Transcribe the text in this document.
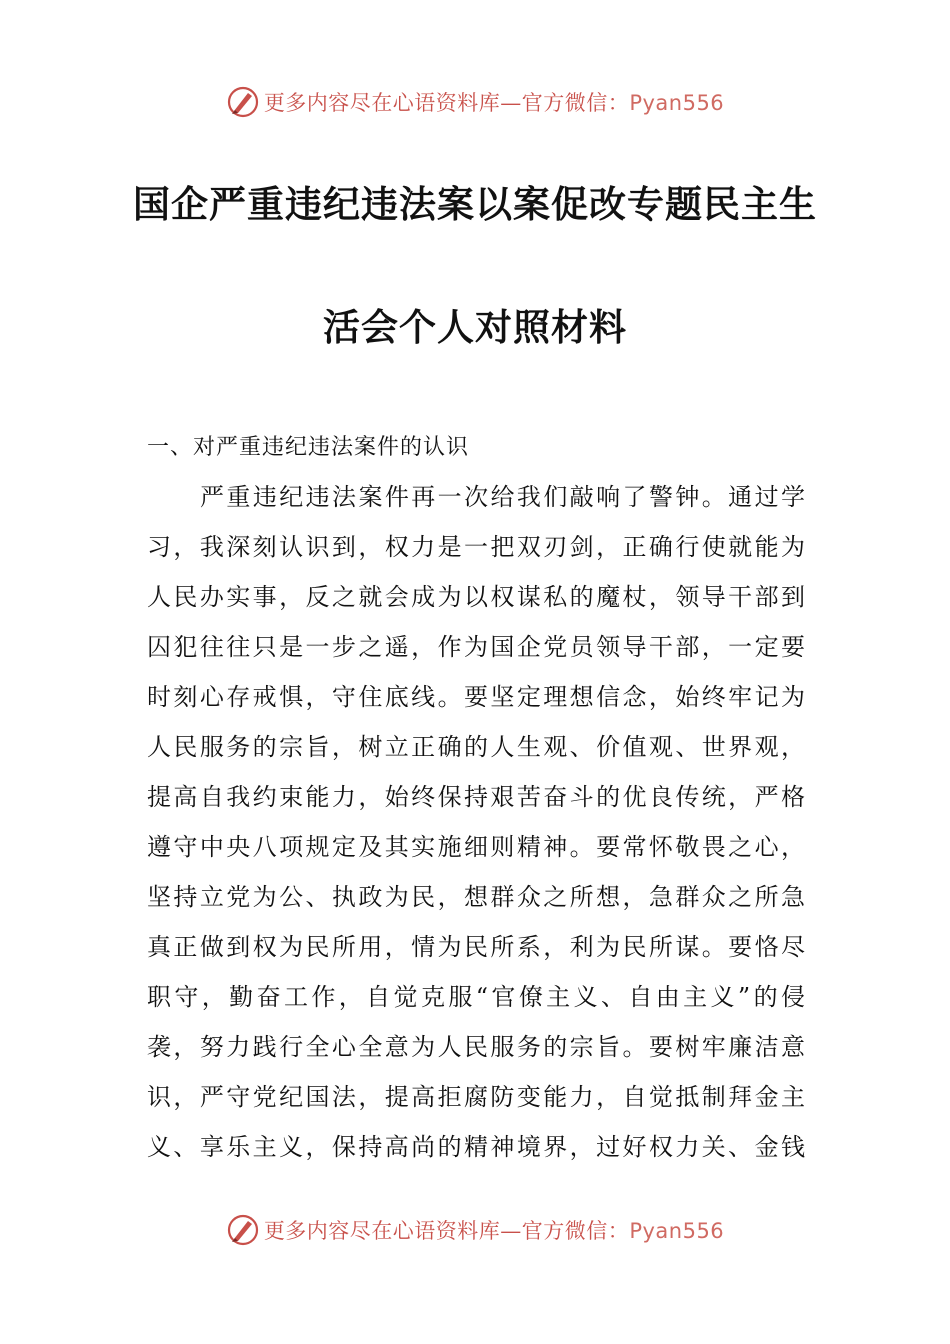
更多内容尽在心语资料库—官方微信：Pyan556
国企严重违纪违法案以案促改专题民主生
活会个人对照材料
一、对严重违纪违法案件的认识
严重违纪违法案件再一次给我们敲响了警钟。通过学
习，我深刻认识到，权力是一把双刃剑，正确行使就能为
人民办实事，反之就会成为以权谋私的魔杖，领导干部到
囚犯往往只是一步之遥，作为国企党员领导干部，一定要
时刻心存戒惧，守住底线。要坚定理想信念，始终牢记为
人民服务的宗旨，树立正确的人生观、价值观、世界观，
提高自我约束能力，始终保持艰苦奋斗的优良传统，严格
遵守中央八项规定及其实施细则精神。要常怀敬畏之心，
坚持立党为公、执政为民，想群众之所想，急群众之所急
真正做到权为民所用，情为民所系，利为民所谋。要恪尽
职守，勤奋工作，自觉克服“官僚主义、自由主义”的侵
袭，努力践行全心全意为人民服务的宗旨。要树牢廉洁意
识，严守党纪国法，提高拒腐防变能力，自觉抵制拜金主
义、享乐主义，保持高尚的精神境界，过好权力关、金钱
更多内容尽在心语资料库—官方微信：Pyan556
***
EXERCISE PROMPT:
Leave out all images, then reproduce the entries above exactly.

EXERCISE OUTPUT:
Transcribe the text in this document.
更多内容尽在心语资料库—官方微信：Pyan556
国企严重违纪违法案以案促改专题民主生
活会个人对照材料
一、对严重违纪违法案件的认识
严重违纪违法案件再一次给我们敲响了警钟。通过学
习，我深刻认识到，权力是一把双刃剑，正确行使就能为
人民办实事，反之就会成为以权谋私的魔杖，领导干部到
囚犯往往只是一步之遥，作为国企党员领导干部，一定要
时刻心存戒惧，守住底线。要坚定理想信念，始终牢记为
人民服务的宗旨，树立正确的人生观、价值观、世界观，
提高自我约束能力，始终保持艰苦奋斗的优良传统，严格
遵守中央八项规定及其实施细则精神。要常怀敬畏之心，
坚持立党为公、执政为民，想群众之所想，急群众之所急
真正做到权为民所用，情为民所系，利为民所谋。要恪尽
职守，勤奋工作，自觉克服“官僚主义、自由主义”的侵
袭，努力践行全心全意为人民服务的宗旨。要树牢廉洁意
识，严守党纪国法，提高拒腐防变能力，自觉抵制拜金主
义、享乐主义，保持高尚的精神境界，过好权力关、金钱
更多内容尽在心语资料库—官方微信：Pyan556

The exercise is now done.